====== Recorded data

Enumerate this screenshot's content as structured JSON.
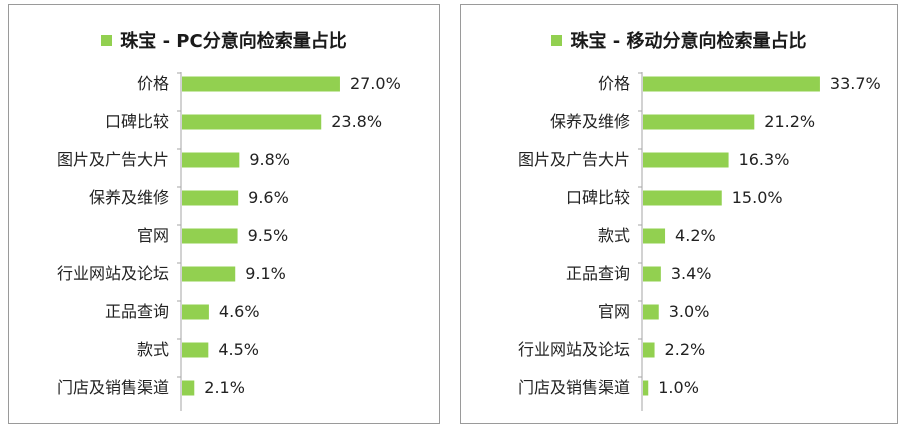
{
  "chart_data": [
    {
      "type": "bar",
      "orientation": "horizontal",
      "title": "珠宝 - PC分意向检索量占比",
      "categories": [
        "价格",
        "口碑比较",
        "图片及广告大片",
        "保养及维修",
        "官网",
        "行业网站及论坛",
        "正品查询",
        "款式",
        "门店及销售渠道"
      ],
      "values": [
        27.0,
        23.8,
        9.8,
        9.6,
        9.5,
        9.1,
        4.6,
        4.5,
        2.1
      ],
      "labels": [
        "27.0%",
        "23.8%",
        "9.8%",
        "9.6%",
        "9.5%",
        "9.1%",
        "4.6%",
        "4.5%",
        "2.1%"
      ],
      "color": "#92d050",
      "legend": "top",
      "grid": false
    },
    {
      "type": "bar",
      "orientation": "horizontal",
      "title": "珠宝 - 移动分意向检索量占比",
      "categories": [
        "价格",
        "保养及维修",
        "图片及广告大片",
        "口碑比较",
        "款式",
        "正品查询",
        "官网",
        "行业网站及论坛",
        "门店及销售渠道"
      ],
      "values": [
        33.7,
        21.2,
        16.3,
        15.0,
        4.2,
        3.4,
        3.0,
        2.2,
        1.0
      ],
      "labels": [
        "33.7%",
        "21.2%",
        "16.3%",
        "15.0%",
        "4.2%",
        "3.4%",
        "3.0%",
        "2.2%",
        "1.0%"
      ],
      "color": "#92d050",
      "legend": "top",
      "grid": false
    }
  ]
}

============

» **The exercise**
Take the listing above and print it exactly, apart from the pictures.

» **Answer in full**
Enumerate this screenshot's content as structured JSON.
{
  "chart_data": [
    {
      "type": "bar",
      "orientation": "horizontal",
      "title": "珠宝 - PC分意向检索量占比",
      "categories": [
        "价格",
        "口碑比较",
        "图片及广告大片",
        "保养及维修",
        "官网",
        "行业网站及论坛",
        "正品查询",
        "款式",
        "门店及销售渠道"
      ],
      "values": [
        27.0,
        23.8,
        9.8,
        9.6,
        9.5,
        9.1,
        4.6,
        4.5,
        2.1
      ],
      "labels": [
        "27.0%",
        "23.8%",
        "9.8%",
        "9.6%",
        "9.5%",
        "9.1%",
        "4.6%",
        "4.5%",
        "2.1%"
      ],
      "color": "#92d050",
      "legend": "top",
      "grid": false
    },
    {
      "type": "bar",
      "orientation": "horizontal",
      "title": "珠宝 - 移动分意向检索量占比",
      "categories": [
        "价格",
        "保养及维修",
        "图片及广告大片",
        "口碑比较",
        "款式",
        "正品查询",
        "官网",
        "行业网站及论坛",
        "门店及销售渠道"
      ],
      "values": [
        33.7,
        21.2,
        16.3,
        15.0,
        4.2,
        3.4,
        3.0,
        2.2,
        1.0
      ],
      "labels": [
        "33.7%",
        "21.2%",
        "16.3%",
        "15.0%",
        "4.2%",
        "3.4%",
        "3.0%",
        "2.2%",
        "1.0%"
      ],
      "color": "#92d050",
      "legend": "top",
      "grid": false
    }
  ]
}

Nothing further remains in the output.